• **WRITTEN TASK**
Look through the data below and return each line where "عنعن" appears.
--- start DATA TO USE ---
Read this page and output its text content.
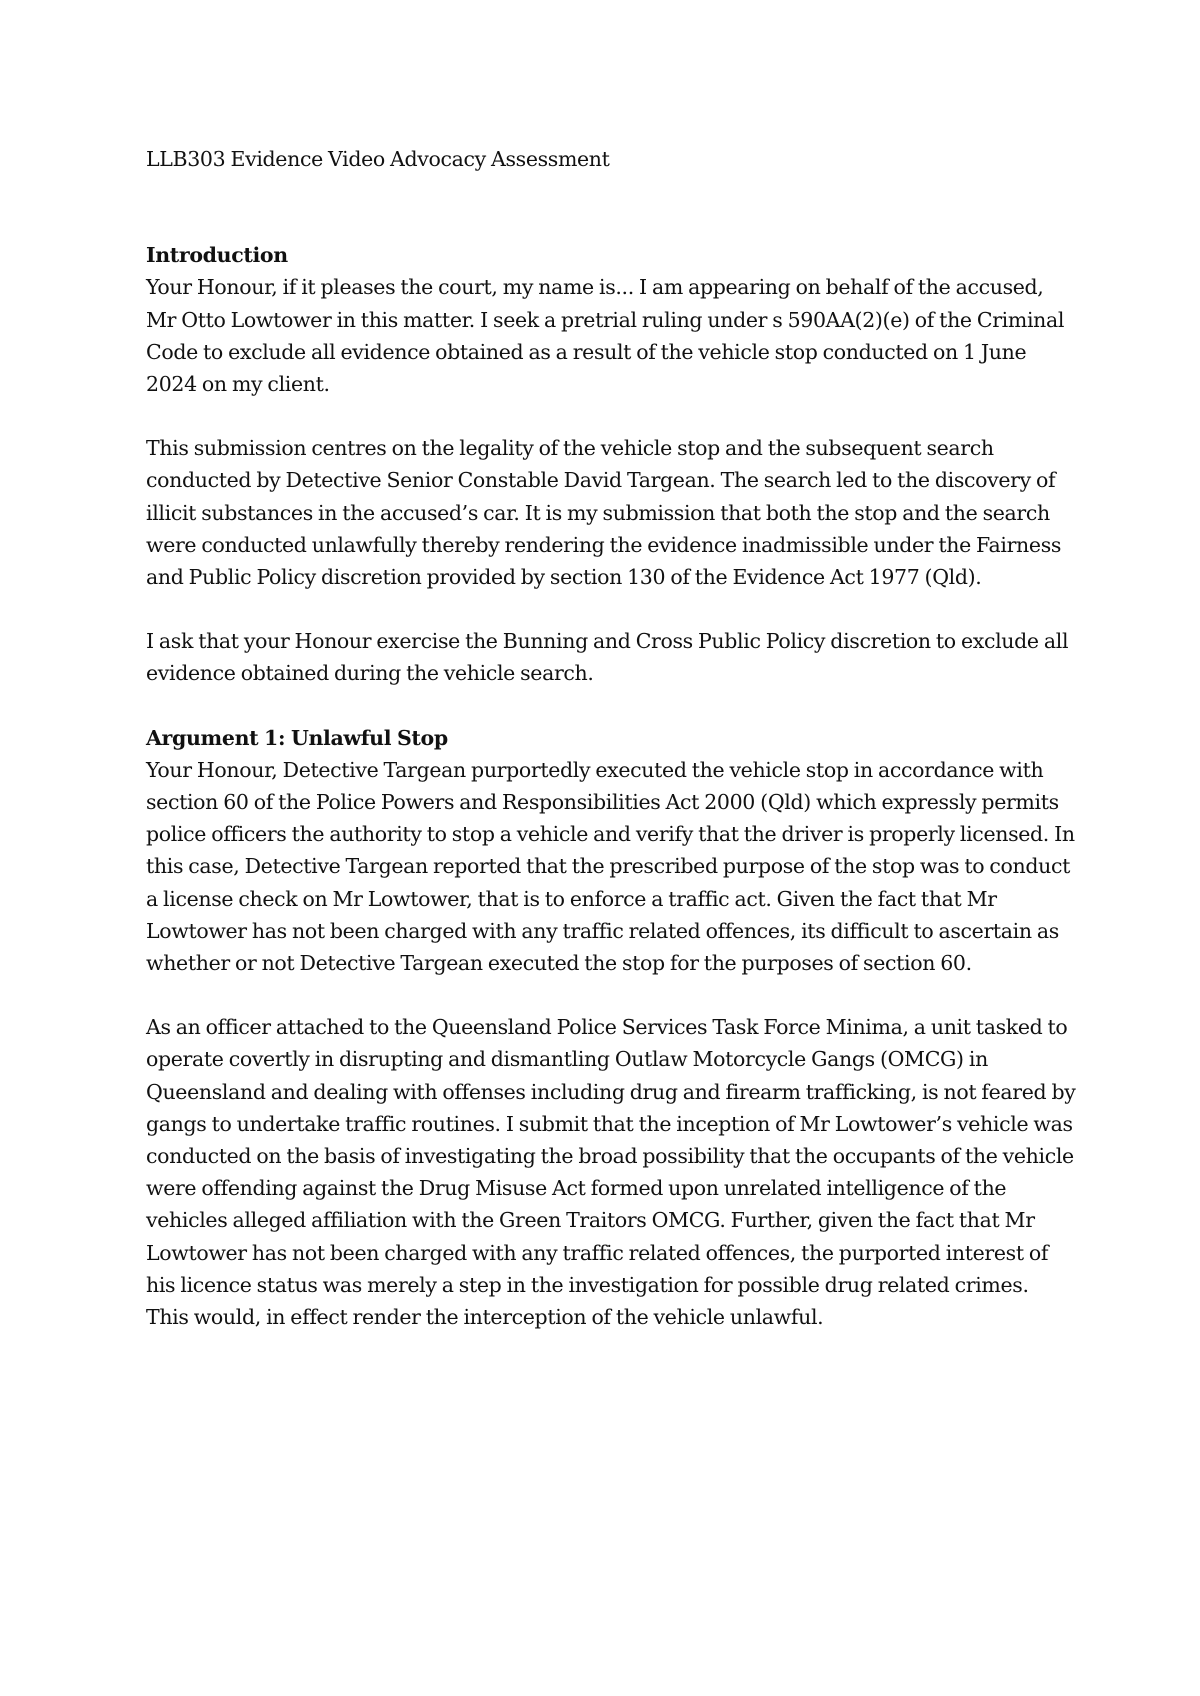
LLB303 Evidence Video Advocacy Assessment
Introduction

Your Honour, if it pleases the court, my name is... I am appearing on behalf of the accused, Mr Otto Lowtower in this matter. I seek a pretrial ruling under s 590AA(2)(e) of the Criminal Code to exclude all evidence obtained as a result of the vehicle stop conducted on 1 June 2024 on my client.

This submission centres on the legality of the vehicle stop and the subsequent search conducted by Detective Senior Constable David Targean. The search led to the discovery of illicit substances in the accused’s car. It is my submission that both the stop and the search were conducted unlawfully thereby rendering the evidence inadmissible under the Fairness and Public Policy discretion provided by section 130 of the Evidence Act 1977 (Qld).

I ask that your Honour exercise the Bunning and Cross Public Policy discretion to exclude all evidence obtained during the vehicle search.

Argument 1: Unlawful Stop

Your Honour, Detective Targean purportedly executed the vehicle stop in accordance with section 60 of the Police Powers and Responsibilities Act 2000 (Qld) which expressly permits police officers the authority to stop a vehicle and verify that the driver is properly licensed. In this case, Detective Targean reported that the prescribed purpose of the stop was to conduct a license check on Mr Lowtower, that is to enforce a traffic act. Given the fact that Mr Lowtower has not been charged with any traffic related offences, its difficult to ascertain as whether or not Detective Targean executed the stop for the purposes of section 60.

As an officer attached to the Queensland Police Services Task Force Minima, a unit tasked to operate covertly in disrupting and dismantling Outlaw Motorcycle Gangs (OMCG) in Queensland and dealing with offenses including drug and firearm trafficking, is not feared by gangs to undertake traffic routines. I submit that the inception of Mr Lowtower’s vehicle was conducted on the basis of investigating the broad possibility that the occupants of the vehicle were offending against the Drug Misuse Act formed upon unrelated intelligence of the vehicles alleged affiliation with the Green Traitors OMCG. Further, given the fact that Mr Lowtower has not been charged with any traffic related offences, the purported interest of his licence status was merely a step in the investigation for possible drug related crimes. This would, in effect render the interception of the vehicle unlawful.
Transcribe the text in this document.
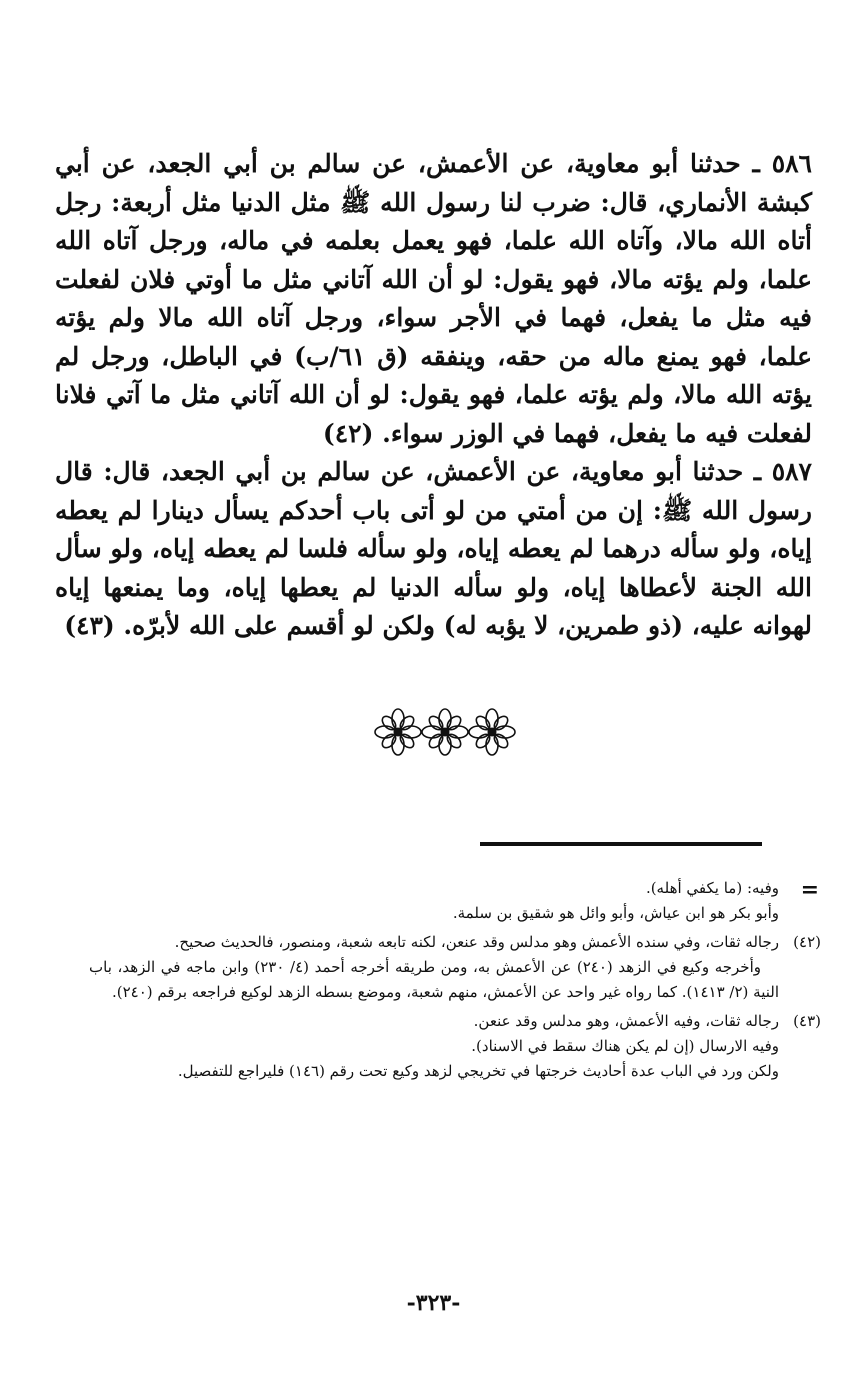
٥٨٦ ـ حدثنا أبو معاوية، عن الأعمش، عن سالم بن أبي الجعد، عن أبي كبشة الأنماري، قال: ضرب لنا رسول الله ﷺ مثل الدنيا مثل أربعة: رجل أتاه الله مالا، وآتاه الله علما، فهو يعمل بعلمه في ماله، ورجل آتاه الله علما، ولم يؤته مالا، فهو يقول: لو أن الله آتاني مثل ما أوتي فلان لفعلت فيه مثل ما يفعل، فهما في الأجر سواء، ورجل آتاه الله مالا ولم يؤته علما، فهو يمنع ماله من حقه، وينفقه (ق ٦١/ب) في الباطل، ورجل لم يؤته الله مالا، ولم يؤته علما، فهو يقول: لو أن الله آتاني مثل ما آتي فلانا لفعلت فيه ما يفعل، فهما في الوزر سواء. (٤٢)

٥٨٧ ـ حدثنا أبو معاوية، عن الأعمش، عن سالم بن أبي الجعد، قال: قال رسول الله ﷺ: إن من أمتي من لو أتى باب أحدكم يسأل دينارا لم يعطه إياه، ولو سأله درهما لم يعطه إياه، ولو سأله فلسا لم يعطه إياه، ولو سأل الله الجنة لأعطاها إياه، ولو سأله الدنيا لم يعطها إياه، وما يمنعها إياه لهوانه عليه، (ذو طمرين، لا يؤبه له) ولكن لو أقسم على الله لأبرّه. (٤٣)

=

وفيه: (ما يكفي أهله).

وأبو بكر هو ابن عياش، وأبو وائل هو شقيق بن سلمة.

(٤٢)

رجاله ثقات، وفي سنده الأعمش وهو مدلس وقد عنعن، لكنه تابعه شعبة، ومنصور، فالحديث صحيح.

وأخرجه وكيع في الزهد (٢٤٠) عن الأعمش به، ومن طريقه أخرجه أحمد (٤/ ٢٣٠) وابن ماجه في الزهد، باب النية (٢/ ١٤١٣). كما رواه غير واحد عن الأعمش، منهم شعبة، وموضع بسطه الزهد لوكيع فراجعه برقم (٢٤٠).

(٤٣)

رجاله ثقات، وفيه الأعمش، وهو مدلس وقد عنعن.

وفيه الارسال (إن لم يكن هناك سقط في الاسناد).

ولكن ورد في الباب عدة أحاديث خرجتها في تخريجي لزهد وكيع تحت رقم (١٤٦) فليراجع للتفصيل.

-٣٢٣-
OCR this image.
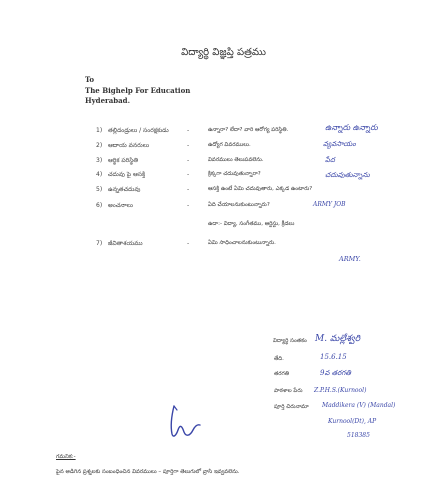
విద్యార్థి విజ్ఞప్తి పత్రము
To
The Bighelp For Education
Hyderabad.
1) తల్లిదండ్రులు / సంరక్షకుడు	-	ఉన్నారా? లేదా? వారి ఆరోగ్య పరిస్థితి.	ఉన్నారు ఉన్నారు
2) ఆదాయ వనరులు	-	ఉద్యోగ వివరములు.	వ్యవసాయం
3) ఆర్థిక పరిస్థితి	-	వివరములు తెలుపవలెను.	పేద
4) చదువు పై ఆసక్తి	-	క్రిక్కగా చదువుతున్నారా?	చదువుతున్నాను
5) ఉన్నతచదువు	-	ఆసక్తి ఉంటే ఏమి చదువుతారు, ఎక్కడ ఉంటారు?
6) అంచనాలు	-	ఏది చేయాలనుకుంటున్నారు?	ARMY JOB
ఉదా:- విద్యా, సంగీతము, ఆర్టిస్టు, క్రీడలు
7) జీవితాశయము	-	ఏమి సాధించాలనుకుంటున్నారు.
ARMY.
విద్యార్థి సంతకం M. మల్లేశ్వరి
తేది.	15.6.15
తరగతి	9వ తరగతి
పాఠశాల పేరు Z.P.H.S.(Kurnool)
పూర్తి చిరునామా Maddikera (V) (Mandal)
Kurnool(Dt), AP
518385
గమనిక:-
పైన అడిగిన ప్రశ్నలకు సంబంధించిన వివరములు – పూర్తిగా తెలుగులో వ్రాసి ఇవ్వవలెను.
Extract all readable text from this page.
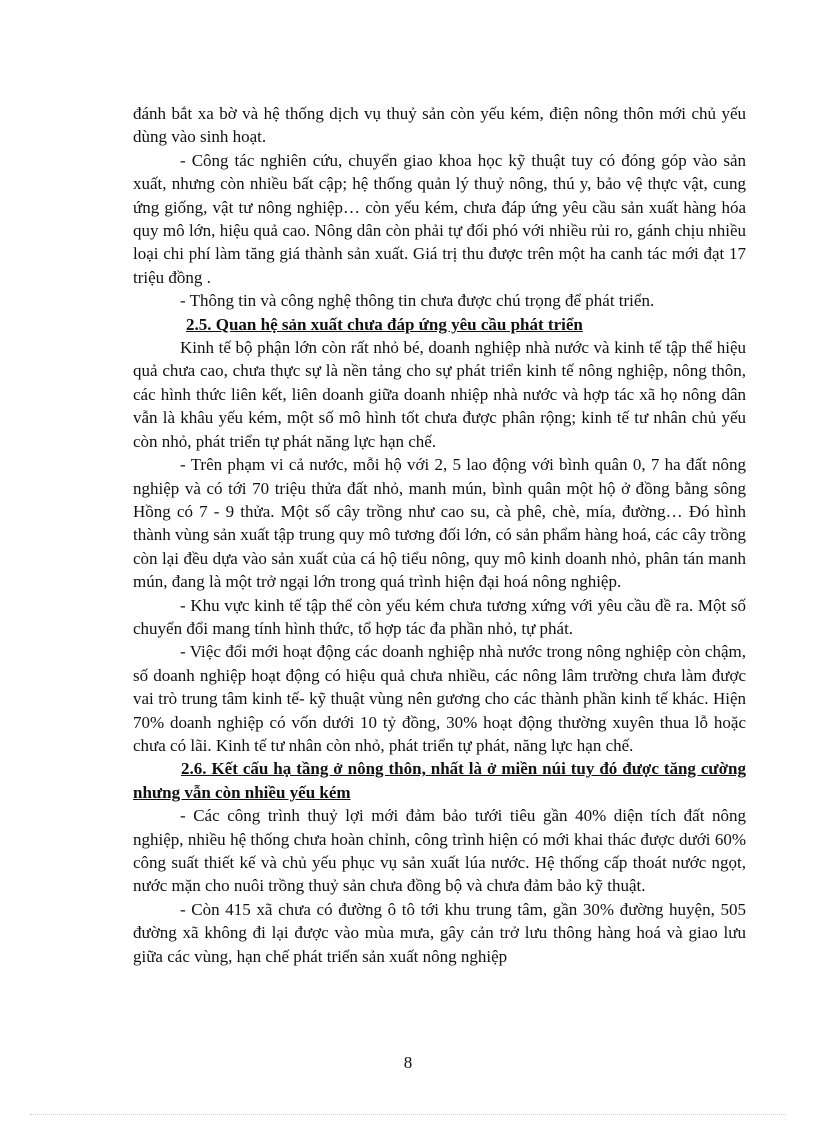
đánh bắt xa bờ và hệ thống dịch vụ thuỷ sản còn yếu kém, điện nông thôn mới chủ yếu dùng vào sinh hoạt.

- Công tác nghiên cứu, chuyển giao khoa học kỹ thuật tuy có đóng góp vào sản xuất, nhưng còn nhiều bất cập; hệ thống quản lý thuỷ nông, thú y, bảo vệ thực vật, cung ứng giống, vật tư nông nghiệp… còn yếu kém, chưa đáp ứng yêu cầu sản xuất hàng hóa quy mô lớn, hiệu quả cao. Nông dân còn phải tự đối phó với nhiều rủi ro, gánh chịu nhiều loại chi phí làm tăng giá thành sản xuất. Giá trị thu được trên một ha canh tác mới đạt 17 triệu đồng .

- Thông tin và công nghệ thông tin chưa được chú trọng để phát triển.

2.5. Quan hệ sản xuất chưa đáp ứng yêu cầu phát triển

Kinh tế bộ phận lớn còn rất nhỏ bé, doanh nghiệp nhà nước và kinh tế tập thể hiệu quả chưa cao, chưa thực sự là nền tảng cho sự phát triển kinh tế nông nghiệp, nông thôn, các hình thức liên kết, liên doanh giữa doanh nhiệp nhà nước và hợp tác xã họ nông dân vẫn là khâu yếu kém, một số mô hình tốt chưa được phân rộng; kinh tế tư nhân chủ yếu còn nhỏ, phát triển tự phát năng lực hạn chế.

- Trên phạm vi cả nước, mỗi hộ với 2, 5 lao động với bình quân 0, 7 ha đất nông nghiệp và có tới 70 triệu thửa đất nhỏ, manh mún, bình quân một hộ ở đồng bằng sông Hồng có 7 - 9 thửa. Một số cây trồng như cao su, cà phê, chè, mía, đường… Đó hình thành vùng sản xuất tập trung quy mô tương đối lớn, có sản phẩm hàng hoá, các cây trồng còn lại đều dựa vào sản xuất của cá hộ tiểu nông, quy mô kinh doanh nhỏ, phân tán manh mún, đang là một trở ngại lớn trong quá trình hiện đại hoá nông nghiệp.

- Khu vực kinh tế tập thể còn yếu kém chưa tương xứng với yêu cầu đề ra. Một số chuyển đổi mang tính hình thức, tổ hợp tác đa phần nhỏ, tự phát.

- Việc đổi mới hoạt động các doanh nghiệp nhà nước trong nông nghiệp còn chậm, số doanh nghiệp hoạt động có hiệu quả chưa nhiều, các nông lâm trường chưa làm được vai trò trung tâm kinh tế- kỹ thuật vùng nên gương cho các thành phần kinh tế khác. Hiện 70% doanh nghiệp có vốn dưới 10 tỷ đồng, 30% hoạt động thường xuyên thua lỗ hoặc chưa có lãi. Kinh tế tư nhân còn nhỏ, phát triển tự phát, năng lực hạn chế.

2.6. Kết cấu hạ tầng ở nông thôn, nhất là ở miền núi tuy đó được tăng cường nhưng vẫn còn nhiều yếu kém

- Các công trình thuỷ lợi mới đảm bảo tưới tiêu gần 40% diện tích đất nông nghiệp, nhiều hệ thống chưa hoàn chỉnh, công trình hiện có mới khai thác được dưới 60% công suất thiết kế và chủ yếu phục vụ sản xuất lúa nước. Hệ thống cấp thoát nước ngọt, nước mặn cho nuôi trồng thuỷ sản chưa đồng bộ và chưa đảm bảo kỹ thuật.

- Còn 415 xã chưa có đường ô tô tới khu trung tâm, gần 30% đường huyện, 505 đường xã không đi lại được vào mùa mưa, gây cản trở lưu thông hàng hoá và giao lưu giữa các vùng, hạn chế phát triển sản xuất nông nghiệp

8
--- end DATA TO USE ---
• **ANSWER TO THIS EXERCISE**
رجاله ثقات، وفي سنده الأعمش وهو مدلس وقد عنعن، لكنه تابعه شعبة، ومنصور، فالحديث صحيح.
رجاله ثقات، وفيه الأعمش، وهو مدلس وقد عنعن.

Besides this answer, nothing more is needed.